Description of the task: The answer must be every line of the data that holds the word "ylabel".

The input:
BEGIN
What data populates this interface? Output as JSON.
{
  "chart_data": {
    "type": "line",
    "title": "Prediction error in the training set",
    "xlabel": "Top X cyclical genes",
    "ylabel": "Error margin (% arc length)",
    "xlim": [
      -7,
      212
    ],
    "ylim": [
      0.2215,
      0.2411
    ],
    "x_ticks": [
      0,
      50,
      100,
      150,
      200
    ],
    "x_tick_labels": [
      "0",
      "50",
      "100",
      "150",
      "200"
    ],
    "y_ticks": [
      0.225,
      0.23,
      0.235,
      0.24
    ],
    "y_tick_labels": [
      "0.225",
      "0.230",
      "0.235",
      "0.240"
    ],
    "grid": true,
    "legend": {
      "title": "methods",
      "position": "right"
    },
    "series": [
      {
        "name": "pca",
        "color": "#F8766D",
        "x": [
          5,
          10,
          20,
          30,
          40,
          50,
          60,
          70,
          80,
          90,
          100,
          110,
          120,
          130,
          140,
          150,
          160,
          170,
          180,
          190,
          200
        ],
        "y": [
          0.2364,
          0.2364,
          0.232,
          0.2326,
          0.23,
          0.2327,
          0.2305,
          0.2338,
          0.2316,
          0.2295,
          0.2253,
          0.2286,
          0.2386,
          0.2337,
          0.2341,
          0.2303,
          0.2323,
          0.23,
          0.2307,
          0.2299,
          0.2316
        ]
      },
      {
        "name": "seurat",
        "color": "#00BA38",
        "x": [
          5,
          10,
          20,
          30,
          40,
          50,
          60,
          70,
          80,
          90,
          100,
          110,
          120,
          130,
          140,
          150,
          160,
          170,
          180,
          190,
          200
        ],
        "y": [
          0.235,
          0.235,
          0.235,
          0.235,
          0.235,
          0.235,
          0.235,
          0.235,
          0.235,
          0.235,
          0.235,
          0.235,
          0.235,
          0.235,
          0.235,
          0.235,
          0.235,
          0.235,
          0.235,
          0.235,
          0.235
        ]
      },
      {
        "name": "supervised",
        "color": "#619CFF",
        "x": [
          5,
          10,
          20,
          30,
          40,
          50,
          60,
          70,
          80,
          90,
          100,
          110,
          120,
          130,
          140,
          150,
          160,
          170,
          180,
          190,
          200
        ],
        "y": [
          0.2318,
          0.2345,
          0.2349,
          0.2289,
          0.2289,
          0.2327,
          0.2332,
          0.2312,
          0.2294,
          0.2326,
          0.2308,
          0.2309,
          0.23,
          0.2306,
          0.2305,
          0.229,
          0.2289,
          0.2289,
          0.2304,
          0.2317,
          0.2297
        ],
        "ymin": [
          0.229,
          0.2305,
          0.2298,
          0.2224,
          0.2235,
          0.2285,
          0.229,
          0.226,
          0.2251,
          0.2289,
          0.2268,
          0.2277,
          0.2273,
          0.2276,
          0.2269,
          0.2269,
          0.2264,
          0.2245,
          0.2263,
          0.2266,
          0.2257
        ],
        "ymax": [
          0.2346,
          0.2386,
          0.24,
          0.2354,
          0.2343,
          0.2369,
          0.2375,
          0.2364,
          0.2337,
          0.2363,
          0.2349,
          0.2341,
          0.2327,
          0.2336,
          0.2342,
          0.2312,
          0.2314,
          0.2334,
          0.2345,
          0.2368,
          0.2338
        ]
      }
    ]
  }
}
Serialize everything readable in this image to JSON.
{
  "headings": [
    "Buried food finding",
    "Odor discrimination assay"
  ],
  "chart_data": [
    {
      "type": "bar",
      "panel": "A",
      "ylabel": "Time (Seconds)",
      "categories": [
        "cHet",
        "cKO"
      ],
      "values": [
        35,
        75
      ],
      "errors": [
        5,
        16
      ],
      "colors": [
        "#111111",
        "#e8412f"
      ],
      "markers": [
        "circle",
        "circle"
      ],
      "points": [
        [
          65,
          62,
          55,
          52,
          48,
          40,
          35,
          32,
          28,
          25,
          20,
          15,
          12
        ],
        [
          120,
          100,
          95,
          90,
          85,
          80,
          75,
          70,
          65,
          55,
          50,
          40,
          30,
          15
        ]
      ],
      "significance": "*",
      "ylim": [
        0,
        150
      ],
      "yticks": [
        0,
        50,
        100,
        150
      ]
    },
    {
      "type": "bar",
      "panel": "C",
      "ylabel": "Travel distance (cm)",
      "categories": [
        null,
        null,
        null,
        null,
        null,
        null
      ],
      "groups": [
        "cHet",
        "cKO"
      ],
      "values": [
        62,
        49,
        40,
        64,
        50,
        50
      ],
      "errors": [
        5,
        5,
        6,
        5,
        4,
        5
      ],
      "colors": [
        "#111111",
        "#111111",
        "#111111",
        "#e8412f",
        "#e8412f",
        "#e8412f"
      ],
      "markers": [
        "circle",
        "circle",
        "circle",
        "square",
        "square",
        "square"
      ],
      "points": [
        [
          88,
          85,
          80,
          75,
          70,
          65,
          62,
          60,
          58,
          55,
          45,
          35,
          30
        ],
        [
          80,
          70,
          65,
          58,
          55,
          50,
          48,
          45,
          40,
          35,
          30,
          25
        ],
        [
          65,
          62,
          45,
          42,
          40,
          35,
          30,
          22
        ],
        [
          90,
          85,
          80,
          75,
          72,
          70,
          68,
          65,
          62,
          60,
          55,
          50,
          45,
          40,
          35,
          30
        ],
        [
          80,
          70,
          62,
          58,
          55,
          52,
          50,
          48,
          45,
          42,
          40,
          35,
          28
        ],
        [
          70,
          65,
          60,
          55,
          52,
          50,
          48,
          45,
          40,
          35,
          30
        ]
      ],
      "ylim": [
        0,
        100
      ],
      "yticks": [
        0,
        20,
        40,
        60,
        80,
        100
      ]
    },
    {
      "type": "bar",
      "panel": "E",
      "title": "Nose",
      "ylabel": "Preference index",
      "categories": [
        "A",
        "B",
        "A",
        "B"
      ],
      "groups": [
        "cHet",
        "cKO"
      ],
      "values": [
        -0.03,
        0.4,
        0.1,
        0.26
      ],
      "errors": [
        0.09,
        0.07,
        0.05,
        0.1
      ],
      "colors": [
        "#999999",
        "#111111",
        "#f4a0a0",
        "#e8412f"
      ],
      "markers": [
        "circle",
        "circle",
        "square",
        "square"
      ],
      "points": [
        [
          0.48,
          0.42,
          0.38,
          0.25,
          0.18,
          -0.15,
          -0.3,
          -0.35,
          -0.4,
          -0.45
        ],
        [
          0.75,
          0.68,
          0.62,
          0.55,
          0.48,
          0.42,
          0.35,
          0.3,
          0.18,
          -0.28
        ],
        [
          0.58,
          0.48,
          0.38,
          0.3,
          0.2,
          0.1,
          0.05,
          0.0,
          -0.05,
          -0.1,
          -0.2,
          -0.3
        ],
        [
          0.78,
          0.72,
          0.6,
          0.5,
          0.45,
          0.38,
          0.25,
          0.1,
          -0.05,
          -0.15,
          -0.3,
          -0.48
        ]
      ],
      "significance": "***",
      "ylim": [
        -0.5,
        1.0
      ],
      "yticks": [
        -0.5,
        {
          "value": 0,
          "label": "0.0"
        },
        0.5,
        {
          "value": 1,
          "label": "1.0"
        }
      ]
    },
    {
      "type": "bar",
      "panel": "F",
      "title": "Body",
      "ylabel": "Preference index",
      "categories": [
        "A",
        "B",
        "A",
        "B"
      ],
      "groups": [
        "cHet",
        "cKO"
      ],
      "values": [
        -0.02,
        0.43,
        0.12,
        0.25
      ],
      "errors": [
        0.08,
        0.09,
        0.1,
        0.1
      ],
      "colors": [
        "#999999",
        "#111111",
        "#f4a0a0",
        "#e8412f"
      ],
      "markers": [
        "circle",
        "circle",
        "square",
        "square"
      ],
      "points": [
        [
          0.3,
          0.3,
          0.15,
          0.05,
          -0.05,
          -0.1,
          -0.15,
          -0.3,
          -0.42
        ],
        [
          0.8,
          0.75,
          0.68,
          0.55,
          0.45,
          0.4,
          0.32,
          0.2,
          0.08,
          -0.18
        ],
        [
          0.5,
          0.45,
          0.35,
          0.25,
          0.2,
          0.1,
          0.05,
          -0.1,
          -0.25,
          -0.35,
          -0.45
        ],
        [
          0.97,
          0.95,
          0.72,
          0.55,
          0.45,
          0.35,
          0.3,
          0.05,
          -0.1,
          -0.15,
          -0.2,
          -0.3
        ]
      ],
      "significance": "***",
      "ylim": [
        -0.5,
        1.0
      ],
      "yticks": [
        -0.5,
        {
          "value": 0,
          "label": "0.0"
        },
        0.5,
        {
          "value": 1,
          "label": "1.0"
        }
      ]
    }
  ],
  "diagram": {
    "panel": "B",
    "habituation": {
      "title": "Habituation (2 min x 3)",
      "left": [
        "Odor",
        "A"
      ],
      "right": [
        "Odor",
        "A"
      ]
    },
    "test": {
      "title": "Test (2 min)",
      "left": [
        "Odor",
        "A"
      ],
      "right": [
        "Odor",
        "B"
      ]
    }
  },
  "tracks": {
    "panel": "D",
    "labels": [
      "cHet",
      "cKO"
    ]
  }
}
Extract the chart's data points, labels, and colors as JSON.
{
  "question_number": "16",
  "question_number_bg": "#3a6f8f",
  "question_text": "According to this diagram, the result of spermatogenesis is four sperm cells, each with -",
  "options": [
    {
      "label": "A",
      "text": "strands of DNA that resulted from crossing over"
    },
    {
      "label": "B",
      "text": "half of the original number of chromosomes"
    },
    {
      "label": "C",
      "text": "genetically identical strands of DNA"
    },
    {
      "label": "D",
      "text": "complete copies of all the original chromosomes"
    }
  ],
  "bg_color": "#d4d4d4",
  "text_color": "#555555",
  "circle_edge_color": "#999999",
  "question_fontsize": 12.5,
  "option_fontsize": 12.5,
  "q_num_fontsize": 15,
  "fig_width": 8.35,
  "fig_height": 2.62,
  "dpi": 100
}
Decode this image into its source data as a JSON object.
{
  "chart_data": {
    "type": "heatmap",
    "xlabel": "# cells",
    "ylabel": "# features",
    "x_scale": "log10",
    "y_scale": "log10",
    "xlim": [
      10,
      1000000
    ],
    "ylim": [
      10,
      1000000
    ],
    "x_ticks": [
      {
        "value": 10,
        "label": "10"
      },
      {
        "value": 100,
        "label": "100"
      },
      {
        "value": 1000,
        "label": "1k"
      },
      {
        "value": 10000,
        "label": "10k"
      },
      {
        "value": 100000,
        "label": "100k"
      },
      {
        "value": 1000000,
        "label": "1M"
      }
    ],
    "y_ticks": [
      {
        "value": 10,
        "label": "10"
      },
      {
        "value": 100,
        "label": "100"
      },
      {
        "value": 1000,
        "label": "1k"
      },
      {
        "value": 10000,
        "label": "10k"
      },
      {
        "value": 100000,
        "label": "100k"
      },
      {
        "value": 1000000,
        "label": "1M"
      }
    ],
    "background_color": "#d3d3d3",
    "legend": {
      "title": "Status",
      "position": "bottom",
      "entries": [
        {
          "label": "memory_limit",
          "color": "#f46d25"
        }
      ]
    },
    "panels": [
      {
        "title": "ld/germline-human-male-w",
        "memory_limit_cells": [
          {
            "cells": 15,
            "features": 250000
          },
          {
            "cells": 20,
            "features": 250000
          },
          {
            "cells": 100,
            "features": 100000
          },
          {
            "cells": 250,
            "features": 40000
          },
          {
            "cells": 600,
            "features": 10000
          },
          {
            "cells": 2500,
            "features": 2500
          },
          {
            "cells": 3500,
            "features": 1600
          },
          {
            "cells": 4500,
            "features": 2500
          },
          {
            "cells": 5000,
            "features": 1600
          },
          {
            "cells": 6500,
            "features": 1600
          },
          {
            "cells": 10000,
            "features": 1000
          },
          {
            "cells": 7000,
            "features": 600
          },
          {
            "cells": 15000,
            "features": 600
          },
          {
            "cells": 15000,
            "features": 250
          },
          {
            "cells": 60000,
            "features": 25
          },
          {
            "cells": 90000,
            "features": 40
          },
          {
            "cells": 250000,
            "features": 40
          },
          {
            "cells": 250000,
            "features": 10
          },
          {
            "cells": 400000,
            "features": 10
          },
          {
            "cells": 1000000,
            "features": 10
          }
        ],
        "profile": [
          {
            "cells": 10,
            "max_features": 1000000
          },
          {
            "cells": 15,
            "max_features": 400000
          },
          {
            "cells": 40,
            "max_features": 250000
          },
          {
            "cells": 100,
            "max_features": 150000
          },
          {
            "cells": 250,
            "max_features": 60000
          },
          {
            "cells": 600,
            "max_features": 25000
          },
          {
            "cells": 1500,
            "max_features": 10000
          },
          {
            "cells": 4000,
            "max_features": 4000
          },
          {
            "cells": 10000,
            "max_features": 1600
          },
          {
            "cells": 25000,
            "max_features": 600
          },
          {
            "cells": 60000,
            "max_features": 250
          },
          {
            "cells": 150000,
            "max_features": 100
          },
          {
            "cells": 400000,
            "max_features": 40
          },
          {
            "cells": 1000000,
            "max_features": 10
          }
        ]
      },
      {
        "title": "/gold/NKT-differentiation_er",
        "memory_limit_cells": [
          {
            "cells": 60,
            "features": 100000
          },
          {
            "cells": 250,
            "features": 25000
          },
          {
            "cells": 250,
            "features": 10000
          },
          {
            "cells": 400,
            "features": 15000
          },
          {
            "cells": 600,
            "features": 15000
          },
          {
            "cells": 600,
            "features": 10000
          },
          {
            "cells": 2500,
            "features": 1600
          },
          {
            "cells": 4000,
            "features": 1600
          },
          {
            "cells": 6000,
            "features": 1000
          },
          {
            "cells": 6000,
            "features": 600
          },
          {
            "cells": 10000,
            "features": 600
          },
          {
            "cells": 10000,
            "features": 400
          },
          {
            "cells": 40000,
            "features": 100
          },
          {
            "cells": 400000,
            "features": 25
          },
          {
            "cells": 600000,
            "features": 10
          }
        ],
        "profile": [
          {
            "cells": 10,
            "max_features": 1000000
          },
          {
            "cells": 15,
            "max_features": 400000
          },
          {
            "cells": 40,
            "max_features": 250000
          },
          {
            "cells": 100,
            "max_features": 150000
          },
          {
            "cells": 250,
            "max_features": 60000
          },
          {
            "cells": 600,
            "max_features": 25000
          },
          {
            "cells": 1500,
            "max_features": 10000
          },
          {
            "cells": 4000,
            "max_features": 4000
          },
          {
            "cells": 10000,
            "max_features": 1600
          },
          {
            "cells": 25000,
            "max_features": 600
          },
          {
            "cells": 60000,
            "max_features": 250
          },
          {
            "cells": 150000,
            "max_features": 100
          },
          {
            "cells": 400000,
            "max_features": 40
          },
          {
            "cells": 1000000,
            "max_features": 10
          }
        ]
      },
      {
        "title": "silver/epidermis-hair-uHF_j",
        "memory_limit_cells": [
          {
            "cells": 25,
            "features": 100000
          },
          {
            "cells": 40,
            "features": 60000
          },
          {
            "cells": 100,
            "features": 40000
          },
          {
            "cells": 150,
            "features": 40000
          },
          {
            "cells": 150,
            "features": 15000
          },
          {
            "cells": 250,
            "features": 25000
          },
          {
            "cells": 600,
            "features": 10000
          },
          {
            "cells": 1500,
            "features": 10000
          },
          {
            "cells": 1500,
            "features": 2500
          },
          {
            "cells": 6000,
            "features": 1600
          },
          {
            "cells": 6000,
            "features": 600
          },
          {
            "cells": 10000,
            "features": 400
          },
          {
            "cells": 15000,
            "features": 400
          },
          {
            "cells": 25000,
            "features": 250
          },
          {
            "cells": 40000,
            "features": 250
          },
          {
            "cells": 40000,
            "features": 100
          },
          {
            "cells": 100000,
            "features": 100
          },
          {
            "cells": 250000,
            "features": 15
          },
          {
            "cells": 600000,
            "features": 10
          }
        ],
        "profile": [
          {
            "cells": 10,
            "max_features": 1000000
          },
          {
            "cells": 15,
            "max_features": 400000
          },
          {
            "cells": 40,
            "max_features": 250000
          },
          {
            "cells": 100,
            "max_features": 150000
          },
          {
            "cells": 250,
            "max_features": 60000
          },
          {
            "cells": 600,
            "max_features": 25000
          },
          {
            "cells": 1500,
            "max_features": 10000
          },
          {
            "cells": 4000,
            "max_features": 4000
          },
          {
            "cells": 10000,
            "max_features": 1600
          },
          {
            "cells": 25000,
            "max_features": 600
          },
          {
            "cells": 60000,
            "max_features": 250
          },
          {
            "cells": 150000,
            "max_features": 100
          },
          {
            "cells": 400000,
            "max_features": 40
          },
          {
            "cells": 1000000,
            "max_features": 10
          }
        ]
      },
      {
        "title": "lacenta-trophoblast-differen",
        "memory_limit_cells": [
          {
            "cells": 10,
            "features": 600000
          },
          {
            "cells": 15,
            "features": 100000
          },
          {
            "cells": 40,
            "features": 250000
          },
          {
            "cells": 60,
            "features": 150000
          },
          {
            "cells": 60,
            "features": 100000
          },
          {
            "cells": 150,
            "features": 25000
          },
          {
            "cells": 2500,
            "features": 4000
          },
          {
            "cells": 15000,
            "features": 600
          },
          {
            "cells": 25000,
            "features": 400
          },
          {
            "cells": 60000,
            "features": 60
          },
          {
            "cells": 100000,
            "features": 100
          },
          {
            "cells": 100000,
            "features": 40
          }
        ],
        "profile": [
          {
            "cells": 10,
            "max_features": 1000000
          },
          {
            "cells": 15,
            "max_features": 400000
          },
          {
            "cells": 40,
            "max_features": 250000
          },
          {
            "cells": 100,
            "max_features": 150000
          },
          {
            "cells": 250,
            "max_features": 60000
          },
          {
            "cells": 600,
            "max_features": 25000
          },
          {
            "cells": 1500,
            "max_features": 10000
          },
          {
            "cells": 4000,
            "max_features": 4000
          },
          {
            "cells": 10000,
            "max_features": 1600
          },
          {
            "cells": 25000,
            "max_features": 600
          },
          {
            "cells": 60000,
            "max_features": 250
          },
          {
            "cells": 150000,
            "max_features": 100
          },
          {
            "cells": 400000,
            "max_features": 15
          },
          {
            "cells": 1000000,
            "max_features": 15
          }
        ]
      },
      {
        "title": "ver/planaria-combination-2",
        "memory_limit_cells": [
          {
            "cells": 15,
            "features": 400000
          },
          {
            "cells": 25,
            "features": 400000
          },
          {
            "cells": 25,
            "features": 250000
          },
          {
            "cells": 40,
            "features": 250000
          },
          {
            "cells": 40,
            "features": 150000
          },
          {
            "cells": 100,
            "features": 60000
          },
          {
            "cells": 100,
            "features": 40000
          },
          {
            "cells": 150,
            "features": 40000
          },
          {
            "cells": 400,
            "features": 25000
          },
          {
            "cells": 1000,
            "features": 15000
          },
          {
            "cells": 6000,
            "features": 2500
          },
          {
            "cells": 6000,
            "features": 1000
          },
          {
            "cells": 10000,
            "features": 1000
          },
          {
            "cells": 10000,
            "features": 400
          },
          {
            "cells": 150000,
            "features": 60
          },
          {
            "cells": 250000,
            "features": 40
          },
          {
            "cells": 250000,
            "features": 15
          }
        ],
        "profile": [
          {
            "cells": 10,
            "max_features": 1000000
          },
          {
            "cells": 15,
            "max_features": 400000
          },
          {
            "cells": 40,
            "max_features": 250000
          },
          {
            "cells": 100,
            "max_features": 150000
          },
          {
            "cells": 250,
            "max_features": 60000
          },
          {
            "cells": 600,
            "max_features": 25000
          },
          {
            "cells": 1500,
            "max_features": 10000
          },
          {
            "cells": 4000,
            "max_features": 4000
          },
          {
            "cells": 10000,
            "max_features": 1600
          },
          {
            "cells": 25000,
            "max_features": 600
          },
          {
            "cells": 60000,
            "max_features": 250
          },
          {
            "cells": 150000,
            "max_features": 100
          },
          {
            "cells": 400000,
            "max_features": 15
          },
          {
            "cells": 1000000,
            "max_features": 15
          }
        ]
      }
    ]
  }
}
END
Solution for this task:
    "ylabel": "Error margin (% arc length)",
      "ylabel": "Time (Seconds)",
      "ylabel": "Travel distance (cm)",
      "ylabel": "Preference index",
      "ylabel": "Preference index",
    "ylabel": "# features",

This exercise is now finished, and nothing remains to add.